Copy the data below exactly.

(Data extracted from a collection)
>>>>

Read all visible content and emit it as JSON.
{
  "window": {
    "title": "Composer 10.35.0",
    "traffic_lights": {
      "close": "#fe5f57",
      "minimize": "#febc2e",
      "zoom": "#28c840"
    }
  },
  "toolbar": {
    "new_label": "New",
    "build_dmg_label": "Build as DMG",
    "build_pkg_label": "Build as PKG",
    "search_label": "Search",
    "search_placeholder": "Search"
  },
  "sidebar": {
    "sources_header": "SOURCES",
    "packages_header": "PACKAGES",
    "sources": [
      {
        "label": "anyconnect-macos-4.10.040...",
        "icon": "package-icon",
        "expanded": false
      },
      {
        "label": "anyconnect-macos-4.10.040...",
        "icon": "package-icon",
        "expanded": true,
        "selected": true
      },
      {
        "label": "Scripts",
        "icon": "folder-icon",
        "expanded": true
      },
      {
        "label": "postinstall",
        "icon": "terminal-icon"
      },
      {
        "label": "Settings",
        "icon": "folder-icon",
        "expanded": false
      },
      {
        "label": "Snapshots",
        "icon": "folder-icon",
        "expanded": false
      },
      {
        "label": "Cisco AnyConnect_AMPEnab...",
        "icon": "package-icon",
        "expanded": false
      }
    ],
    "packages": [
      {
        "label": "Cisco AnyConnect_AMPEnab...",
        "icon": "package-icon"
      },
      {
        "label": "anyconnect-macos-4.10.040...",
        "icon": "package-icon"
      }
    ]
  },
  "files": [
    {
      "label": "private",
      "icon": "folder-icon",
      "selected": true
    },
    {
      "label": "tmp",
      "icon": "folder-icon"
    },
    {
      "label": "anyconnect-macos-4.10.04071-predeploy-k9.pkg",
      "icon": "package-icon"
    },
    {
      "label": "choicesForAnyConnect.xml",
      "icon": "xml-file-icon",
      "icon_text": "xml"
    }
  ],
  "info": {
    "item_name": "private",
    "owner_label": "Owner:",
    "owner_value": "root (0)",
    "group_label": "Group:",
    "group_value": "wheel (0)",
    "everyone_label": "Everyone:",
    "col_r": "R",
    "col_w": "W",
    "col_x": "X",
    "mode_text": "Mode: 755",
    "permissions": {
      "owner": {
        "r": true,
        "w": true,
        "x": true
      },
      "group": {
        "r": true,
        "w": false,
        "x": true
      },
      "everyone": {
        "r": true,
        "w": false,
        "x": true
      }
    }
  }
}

<<<<

Right answer =
Read all visible content and emit it as JSON.
{
  "window": {
    "title": "Composer 10.35.0",
    "traffic_lights": {
      "close": "#fe5f57",
      "minimize": "#febc2e",
      "zoom": "#28c840"
    }
  },
  "toolbar": {
    "new_label": "New",
    "build_dmg_label": "Build as DMG",
    "build_pkg_label": "Build as PKG",
    "search_label": "Search",
    "search_placeholder": "Search"
  },
  "sidebar": {
    "sources_header": "SOURCES",
    "packages_header": "PACKAGES",
    "sources": [
      {
        "label": "anyconnect-macos-4.10.040...",
        "icon": "package-icon",
        "expanded": false
      },
      {
        "label": "anyconnect-macos-4.10.040...",
        "icon": "package-icon",
        "expanded": true,
        "selected": true
      },
      {
        "label": "Scripts",
        "icon": "folder-icon",
        "expanded": true
      },
      {
        "label": "postinstall",
        "icon": "terminal-icon"
      },
      {
        "label": "Settings",
        "icon": "folder-icon",
        "expanded": false
      },
      {
        "label": "Snapshots",
        "icon": "folder-icon",
        "expanded": false
      },
      {
        "label": "Cisco AnyConnect_AMPEnab...",
        "icon": "package-icon",
        "expanded": false
      }
    ],
    "packages": [
      {
        "label": "Cisco AnyConnect_AMPEnab...",
        "icon": "package-icon"
      },
      {
        "label": "anyconnect-macos-4.10.040...",
        "icon": "package-icon"
      }
    ]
  },
  "files": [
    {
      "label": "private",
      "icon": "folder-icon",
      "selected": true
    },
    {
      "label": "tmp",
      "icon": "folder-icon"
    },
    {
      "label": "anyconnect-macos-4.10.04071-predeploy-k9.pkg",
      "icon": "package-icon"
    },
    {
      "label": "choicesForAnyConnect.xml",
      "icon": "xml-file-icon",
      "icon_text": "xml"
    }
  ],
  "info": {
    "item_name": "private",
    "owner_label": "Owner:",
    "owner_value": "root (0)",
    "group_label": "Group:",
    "group_value": "wheel (0)",
    "everyone_label": "Everyone:",
    "col_r": "R",
    "col_w": "W",
    "col_x": "X",
    "mode_text": "Mode: 755",
    "permissions": {
      "owner": {
        "r": true,
        "w": true,
        "x": true
      },
      "group": {
        "r": true,
        "w": false,
        "x": true
      },
      "everyone": {
        "r": true,
        "w": false,
        "x": true
      }
    }
  }
}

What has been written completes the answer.